--- Exercise ---
Each line below either holds the string "Module" or doesn't. Count those that do and give only the number.

--*--

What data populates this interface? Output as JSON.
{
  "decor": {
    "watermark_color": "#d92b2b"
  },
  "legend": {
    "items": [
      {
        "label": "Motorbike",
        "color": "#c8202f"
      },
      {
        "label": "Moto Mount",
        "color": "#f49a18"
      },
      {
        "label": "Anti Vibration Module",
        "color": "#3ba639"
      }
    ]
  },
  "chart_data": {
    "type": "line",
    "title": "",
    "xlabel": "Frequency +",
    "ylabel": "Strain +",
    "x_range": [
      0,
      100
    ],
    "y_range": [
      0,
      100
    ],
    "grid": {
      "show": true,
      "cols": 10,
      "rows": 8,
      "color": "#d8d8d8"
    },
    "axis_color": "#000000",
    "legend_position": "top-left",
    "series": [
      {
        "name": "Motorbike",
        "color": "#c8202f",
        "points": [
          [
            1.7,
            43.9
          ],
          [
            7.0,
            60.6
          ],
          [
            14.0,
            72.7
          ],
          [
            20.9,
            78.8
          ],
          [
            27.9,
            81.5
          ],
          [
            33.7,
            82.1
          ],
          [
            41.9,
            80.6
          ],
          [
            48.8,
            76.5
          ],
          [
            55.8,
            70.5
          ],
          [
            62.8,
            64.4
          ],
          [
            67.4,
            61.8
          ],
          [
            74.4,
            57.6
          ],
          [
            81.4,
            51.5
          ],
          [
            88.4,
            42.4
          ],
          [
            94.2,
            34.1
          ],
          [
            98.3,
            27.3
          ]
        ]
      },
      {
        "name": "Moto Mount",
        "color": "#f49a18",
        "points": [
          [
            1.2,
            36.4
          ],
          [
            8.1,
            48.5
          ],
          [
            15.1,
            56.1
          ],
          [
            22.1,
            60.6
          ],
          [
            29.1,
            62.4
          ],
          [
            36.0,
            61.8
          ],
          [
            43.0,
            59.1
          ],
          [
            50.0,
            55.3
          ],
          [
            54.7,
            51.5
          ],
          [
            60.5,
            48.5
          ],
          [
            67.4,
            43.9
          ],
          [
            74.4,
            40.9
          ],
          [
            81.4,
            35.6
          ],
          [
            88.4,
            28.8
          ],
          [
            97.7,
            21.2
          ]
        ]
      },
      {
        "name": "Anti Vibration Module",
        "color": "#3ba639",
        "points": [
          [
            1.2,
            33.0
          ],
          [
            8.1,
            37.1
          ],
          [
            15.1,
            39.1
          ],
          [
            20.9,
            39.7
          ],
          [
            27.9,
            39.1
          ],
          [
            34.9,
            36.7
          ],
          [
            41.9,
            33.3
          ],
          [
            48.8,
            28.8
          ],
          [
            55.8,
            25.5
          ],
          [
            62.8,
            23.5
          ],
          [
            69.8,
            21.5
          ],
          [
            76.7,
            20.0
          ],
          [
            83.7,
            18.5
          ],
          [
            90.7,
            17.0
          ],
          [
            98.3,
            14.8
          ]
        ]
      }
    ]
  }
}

--*--

--- Solution to the exercise ---
2